> _EXERCISE PROMPT_
Extract the data exactly, missing nothing.

----------

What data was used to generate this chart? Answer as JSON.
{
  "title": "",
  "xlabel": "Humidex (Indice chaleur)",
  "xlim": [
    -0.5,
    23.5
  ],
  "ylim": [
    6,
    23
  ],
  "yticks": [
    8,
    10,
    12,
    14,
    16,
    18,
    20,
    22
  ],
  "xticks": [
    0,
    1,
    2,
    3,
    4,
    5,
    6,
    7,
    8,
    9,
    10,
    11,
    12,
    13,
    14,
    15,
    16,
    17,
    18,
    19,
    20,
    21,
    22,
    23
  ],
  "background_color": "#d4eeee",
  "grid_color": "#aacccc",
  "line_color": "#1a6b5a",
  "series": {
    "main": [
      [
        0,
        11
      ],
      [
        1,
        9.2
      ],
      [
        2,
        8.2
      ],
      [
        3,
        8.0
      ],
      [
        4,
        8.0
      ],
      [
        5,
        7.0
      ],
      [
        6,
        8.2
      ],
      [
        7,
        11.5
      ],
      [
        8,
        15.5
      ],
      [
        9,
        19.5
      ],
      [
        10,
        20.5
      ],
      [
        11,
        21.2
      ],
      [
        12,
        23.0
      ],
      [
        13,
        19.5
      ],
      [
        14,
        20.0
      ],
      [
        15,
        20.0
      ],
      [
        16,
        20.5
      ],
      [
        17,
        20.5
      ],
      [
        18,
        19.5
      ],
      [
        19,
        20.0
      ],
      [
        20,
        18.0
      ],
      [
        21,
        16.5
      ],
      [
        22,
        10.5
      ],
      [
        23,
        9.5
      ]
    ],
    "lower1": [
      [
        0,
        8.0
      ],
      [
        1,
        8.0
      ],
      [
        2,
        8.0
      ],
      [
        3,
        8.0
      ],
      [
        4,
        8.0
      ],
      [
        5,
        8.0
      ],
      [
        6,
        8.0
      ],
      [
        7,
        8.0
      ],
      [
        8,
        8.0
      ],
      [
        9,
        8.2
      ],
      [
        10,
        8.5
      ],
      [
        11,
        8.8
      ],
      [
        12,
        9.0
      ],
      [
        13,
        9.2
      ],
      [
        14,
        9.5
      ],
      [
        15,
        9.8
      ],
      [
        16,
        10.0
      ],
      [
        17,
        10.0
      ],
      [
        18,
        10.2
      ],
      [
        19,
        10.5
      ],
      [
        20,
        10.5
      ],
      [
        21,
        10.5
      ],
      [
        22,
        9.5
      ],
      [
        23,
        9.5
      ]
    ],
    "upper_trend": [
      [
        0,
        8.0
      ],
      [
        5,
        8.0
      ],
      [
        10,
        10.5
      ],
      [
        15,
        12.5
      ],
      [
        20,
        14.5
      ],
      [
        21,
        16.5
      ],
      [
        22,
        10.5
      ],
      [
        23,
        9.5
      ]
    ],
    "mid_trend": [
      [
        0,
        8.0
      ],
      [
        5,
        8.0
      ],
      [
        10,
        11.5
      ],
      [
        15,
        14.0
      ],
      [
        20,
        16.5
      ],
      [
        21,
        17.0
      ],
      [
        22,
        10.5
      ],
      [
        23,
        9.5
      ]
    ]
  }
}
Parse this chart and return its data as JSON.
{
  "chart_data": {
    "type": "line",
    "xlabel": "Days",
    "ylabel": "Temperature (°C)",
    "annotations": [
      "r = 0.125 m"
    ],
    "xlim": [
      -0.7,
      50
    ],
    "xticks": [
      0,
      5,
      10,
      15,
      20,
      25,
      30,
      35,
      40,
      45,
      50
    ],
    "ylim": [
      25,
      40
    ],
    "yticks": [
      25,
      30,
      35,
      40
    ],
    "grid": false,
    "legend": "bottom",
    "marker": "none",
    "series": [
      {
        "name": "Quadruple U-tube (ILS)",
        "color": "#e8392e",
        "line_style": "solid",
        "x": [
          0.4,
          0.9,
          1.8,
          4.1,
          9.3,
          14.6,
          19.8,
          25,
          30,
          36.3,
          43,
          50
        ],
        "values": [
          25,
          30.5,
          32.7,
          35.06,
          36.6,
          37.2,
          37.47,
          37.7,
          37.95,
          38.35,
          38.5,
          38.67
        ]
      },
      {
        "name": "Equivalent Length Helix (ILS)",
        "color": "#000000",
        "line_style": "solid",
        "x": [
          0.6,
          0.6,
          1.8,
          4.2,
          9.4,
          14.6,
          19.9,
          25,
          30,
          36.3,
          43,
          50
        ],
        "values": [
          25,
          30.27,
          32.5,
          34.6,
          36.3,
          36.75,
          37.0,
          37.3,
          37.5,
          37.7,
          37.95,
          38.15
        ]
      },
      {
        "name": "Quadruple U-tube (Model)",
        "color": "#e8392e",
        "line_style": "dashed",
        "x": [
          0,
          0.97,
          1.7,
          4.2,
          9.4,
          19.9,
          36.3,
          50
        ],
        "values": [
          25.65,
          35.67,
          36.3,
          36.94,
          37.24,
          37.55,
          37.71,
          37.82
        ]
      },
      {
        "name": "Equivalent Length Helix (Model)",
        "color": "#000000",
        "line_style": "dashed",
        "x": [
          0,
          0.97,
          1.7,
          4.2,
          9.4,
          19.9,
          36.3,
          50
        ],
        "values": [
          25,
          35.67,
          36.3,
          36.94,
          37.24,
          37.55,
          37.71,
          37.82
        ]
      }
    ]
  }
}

----------

> _PROBLEM SOLUTION_
What data was used to generate this chart? Answer as JSON.
{
  "title": "",
  "xlabel": "Humidex (Indice chaleur)",
  "xlim": [
    -0.5,
    23.5
  ],
  "ylim": [
    6,
    23
  ],
  "yticks": [
    8,
    10,
    12,
    14,
    16,
    18,
    20,
    22
  ],
  "xticks": [
    0,
    1,
    2,
    3,
    4,
    5,
    6,
    7,
    8,
    9,
    10,
    11,
    12,
    13,
    14,
    15,
    16,
    17,
    18,
    19,
    20,
    21,
    22,
    23
  ],
  "background_color": "#d4eeee",
  "grid_color": "#aacccc",
  "line_color": "#1a6b5a",
  "series": {
    "main": [
      [
        0,
        11
      ],
      [
        1,
        9.2
      ],
      [
        2,
        8.2
      ],
      [
        3,
        8.0
      ],
      [
        4,
        8.0
      ],
      [
        5,
        7.0
      ],
      [
        6,
        8.2
      ],
      [
        7,
        11.5
      ],
      [
        8,
        15.5
      ],
      [
        9,
        19.5
      ],
      [
        10,
        20.5
      ],
      [
        11,
        21.2
      ],
      [
        12,
        23.0
      ],
      [
        13,
        19.5
      ],
      [
        14,
        20.0
      ],
      [
        15,
        20.0
      ],
      [
        16,
        20.5
      ],
      [
        17,
        20.5
      ],
      [
        18,
        19.5
      ],
      [
        19,
        20.0
      ],
      [
        20,
        18.0
      ],
      [
        21,
        16.5
      ],
      [
        22,
        10.5
      ],
      [
        23,
        9.5
      ]
    ],
    "lower1": [
      [
        0,
        8.0
      ],
      [
        1,
        8.0
      ],
      [
        2,
        8.0
      ],
      [
        3,
        8.0
      ],
      [
        4,
        8.0
      ],
      [
        5,
        8.0
      ],
      [
        6,
        8.0
      ],
      [
        7,
        8.0
      ],
      [
        8,
        8.0
      ],
      [
        9,
        8.2
      ],
      [
        10,
        8.5
      ],
      [
        11,
        8.8
      ],
      [
        12,
        9.0
      ],
      [
        13,
        9.2
      ],
      [
        14,
        9.5
      ],
      [
        15,
        9.8
      ],
      [
        16,
        10.0
      ],
      [
        17,
        10.0
      ],
      [
        18,
        10.2
      ],
      [
        19,
        10.5
      ],
      [
        20,
        10.5
      ],
      [
        21,
        10.5
      ],
      [
        22,
        9.5
      ],
      [
        23,
        9.5
      ]
    ],
    "upper_trend": [
      [
        0,
        8.0
      ],
      [
        5,
        8.0
      ],
      [
        10,
        10.5
      ],
      [
        15,
        12.5
      ],
      [
        20,
        14.5
      ],
      [
        21,
        16.5
      ],
      [
        22,
        10.5
      ],
      [
        23,
        9.5
      ]
    ],
    "mid_trend": [
      [
        0,
        8.0
      ],
      [
        5,
        8.0
      ],
      [
        10,
        11.5
      ],
      [
        15,
        14.0
      ],
      [
        20,
        16.5
      ],
      [
        21,
        17.0
      ],
      [
        22,
        10.5
      ],
      [
        23,
        9.5
      ]
    ]
  }
}
Parse this chart and return its data as JSON.
{
  "chart_data": {
    "type": "line",
    "xlabel": "Days",
    "ylabel": "Temperature (°C)",
    "annotations": [
      "r = 0.125 m"
    ],
    "xlim": [
      -0.7,
      50
    ],
    "xticks": [
      0,
      5,
      10,
      15,
      20,
      25,
      30,
      35,
      40,
      45,
      50
    ],
    "ylim": [
      25,
      40
    ],
    "yticks": [
      25,
      30,
      35,
      40
    ],
    "grid": false,
    "legend": "bottom",
    "marker": "none",
    "series": [
      {
        "name": "Quadruple U-tube (ILS)",
        "color": "#e8392e",
        "line_style": "solid",
        "x": [
          0.4,
          0.9,
          1.8,
          4.1,
          9.3,
          14.6,
          19.8,
          25,
          30,
          36.3,
          43,
          50
        ],
        "values": [
          25,
          30.5,
          32.7,
          35.06,
          36.6,
          37.2,
          37.47,
          37.7,
          37.95,
          38.35,
          38.5,
          38.67
        ]
      },
      {
        "name": "Equivalent Length Helix (ILS)",
        "color": "#000000",
        "line_style": "solid",
        "x": [
          0.6,
          0.6,
          1.8,
          4.2,
          9.4,
          14.6,
          19.9,
          25,
          30,
          36.3,
          43,
          50
        ],
        "values": [
          25,
          30.27,
          32.5,
          34.6,
          36.3,
          36.75,
          37.0,
          37.3,
          37.5,
          37.7,
          37.95,
          38.15
        ]
      },
      {
        "name": "Quadruple U-tube (Model)",
        "color": "#e8392e",
        "line_style": "dashed",
        "x": [
          0,
          0.97,
          1.7,
          4.2,
          9.4,
          19.9,
          36.3,
          50
        ],
        "values": [
          25.65,
          35.67,
          36.3,
          36.94,
          37.24,
          37.55,
          37.71,
          37.82
        ]
      },
      {
        "name": "Equivalent Length Helix (Model)",
        "color": "#000000",
        "line_style": "dashed",
        "x": [
          0,
          0.97,
          1.7,
          4.2,
          9.4,
          19.9,
          36.3,
          50
        ],
        "values": [
          25,
          35.67,
          36.3,
          36.94,
          37.24,
          37.55,
          37.71,
          37.82
        ]
      }
    ]
  }
}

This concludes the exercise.